Exercise instructions = Set down, word for word, the stretch of lines from the one containing "Serialize everything readable" to the end of the records below.

(Extracted data entries)
————————
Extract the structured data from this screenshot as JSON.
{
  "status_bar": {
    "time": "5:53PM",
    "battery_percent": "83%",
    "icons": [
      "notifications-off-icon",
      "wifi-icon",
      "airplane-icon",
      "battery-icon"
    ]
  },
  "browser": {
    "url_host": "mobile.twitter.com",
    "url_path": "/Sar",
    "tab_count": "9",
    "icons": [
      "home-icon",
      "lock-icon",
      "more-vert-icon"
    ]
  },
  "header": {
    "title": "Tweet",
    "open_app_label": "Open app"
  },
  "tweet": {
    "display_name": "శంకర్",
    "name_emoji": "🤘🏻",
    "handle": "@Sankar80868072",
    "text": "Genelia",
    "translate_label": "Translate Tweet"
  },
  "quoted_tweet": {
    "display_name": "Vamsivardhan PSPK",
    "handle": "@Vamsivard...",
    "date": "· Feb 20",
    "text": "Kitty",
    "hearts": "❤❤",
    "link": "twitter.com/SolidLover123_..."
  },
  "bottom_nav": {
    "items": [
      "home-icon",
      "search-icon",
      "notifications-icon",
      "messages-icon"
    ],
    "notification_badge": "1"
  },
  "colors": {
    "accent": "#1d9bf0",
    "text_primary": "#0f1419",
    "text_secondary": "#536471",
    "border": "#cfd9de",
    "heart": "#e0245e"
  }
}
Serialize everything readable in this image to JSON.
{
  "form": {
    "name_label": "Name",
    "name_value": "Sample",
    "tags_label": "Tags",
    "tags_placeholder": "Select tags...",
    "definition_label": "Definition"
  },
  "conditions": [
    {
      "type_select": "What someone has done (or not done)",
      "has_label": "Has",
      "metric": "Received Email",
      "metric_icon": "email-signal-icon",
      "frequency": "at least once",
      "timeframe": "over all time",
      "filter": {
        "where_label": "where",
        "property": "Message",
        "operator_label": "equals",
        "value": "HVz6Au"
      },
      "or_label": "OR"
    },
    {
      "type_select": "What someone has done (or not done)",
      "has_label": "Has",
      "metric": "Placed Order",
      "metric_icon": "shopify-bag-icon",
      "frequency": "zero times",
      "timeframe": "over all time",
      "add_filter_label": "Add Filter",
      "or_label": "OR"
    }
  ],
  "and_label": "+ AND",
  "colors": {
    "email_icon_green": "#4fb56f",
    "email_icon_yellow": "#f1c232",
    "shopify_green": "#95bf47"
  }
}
————————
Written answer =
Serialize everything readable in this image to JSON.
{
  "form": {
    "name_label": "Name",
    "name_value": "Sample",
    "tags_label": "Tags",
    "tags_placeholder": "Select tags...",
    "definition_label": "Definition"
  },
  "conditions": [
    {
      "type_select": "What someone has done (or not done)",
      "has_label": "Has",
      "metric": "Received Email",
      "metric_icon": "email-signal-icon",
      "frequency": "at least once",
      "timeframe": "over all time",
      "filter": {
        "where_label": "where",
        "property": "Message",
        "operator_label": "equals",
        "value": "HVz6Au"
      },
      "or_label": "OR"
    },
    {
      "type_select": "What someone has done (or not done)",
      "has_label": "Has",
      "metric": "Placed Order",
      "metric_icon": "shopify-bag-icon",
      "frequency": "zero times",
      "timeframe": "over all time",
      "add_filter_label": "Add Filter",
      "or_label": "OR"
    }
  ],
  "and_label": "+ AND",
  "colors": {
    "email_icon_green": "#4fb56f",
    "email_icon_yellow": "#f1c232",
    "shopify_green": "#95bf47"
  }
}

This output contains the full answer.